(Collected data)

* Begin *

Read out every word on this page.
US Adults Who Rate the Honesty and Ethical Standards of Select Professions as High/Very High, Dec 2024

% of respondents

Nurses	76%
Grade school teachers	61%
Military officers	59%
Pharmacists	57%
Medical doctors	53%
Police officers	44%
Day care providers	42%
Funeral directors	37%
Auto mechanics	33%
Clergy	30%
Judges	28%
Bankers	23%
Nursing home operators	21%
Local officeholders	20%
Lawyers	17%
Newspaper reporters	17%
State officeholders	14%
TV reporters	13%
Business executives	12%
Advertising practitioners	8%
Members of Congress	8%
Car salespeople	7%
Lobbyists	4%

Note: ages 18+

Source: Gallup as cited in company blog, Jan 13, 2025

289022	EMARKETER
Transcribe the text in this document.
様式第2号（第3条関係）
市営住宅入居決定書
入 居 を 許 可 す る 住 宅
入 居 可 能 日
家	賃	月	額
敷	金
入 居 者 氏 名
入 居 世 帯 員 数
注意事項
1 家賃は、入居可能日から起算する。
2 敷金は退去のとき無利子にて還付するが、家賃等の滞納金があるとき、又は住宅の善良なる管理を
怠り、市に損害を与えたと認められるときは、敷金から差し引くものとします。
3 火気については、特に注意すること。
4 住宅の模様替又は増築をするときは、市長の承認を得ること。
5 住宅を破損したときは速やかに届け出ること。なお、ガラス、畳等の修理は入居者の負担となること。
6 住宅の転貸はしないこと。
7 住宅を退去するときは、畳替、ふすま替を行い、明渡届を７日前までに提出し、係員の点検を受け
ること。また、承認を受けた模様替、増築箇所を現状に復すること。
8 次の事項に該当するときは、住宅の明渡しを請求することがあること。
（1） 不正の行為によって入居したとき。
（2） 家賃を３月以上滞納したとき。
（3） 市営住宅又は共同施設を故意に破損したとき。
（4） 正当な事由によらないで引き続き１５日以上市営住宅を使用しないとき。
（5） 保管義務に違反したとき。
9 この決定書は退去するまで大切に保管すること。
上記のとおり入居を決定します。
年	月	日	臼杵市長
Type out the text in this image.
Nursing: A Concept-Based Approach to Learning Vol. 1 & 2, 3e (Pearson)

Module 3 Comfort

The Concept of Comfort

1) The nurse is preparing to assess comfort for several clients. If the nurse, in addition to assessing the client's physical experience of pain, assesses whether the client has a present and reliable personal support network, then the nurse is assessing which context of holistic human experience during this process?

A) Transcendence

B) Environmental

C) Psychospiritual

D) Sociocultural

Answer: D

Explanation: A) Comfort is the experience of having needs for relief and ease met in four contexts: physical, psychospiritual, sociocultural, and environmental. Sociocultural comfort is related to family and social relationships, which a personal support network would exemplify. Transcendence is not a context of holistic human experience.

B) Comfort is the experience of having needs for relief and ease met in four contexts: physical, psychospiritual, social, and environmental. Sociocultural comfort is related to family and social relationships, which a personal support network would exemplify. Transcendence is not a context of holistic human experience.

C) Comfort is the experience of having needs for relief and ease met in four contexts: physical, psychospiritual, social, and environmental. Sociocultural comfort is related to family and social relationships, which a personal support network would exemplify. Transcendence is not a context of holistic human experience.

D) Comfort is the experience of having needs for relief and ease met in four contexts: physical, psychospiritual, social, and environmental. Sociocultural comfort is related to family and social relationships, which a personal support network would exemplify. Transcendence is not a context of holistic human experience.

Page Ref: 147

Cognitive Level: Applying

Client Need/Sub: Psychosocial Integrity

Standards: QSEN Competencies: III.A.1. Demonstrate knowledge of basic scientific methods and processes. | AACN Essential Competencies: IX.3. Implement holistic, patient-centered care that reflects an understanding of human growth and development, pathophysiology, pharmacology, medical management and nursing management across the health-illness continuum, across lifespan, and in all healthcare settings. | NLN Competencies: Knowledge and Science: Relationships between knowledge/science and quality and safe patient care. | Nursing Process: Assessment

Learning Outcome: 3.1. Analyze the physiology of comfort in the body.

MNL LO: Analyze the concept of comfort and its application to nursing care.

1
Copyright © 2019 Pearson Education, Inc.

* End *

* TASK STATEMENT
Quote the data above in full, changing nothing.

* SOLUTION BELOW
Read out every word on this page.
US Adults Who Rate the Honesty and Ethical Standards of Select Professions as High/Very High, Dec 2024

% of respondents

Nurses	76%
Grade school teachers	61%
Military officers	59%
Pharmacists	57%
Medical doctors	53%
Police officers	44%
Day care providers	42%
Funeral directors	37%
Auto mechanics	33%
Clergy	30%
Judges	28%
Bankers	23%
Nursing home operators	21%
Local officeholders	20%
Lawyers	17%
Newspaper reporters	17%
State officeholders	14%
TV reporters	13%
Business executives	12%
Advertising practitioners	8%
Members of Congress	8%
Car salespeople	7%
Lobbyists	4%

Note: ages 18+

Source: Gallup as cited in company blog, Jan 13, 2025

289022	EMARKETER
Transcribe the text in this document.
様式第2号（第3条関係）
市営住宅入居決定書
入 居 を 許 可 す る 住 宅
入 居 可 能 日
家	賃	月	額
敷	金
入 居 者 氏 名
入 居 世 帯 員 数
注意事項
1 家賃は、入居可能日から起算する。
2 敷金は退去のとき無利子にて還付するが、家賃等の滞納金があるとき、又は住宅の善良なる管理を
怠り、市に損害を与えたと認められるときは、敷金から差し引くものとします。
3 火気については、特に注意すること。
4 住宅の模様替又は増築をするときは、市長の承認を得ること。
5 住宅を破損したときは速やかに届け出ること。なお、ガラス、畳等の修理は入居者の負担となること。
6 住宅の転貸はしないこと。
7 住宅を退去するときは、畳替、ふすま替を行い、明渡届を７日前までに提出し、係員の点検を受け
ること。また、承認を受けた模様替、増築箇所を現状に復すること。
8 次の事項に該当するときは、住宅の明渡しを請求することがあること。
（1） 不正の行為によって入居したとき。
（2） 家賃を３月以上滞納したとき。
（3） 市営住宅又は共同施設を故意に破損したとき。
（4） 正当な事由によらないで引き続き１５日以上市営住宅を使用しないとき。
（5） 保管義務に違反したとき。
9 この決定書は退去するまで大切に保管すること。
上記のとおり入居を決定します。
年	月	日	臼杵市長
Type out the text in this image.
Nursing: A Concept-Based Approach to Learning Vol. 1 & 2, 3e (Pearson)

Module 3 Comfort

The Concept of Comfort

1) The nurse is preparing to assess comfort for several clients. If the nurse, in addition to assessing the client's physical experience of pain, assesses whether the client has a present and reliable personal support network, then the nurse is assessing which context of holistic human experience during this process?

A) Transcendence

B) Environmental

C) Psychospiritual

D) Sociocultural

Answer: D

Explanation: A) Comfort is the experience of having needs for relief and ease met in four contexts: physical, psychospiritual, sociocultural, and environmental. Sociocultural comfort is related to family and social relationships, which a personal support network would exemplify. Transcendence is not a context of holistic human experience.

B) Comfort is the experience of having needs for relief and ease met in four contexts: physical, psychospiritual, social, and environmental. Sociocultural comfort is related to family and social relationships, which a personal support network would exemplify. Transcendence is not a context of holistic human experience.

C) Comfort is the experience of having needs for relief and ease met in four contexts: physical, psychospiritual, social, and environmental. Sociocultural comfort is related to family and social relationships, which a personal support network would exemplify. Transcendence is not a context of holistic human experience.

D) Comfort is the experience of having needs for relief and ease met in four contexts: physical, psychospiritual, social, and environmental. Sociocultural comfort is related to family and social relationships, which a personal support network would exemplify. Transcendence is not a context of holistic human experience.

Page Ref: 147

Cognitive Level: Applying

Client Need/Sub: Psychosocial Integrity

Standards: QSEN Competencies: III.A.1. Demonstrate knowledge of basic scientific methods and processes. | AACN Essential Competencies: IX.3. Implement holistic, patient-centered care that reflects an understanding of human growth and development, pathophysiology, pharmacology, medical management and nursing management across the health-illness continuum, across lifespan, and in all healthcare settings. | NLN Competencies: Knowledge and Science: Relationships between knowledge/science and quality and safe patient care. | Nursing Process: Assessment

Learning Outcome: 3.1. Analyze the physiology of comfort in the body.

MNL LO: Analyze the concept of comfort and its application to nursing care.

1
Copyright © 2019 Pearson Education, Inc.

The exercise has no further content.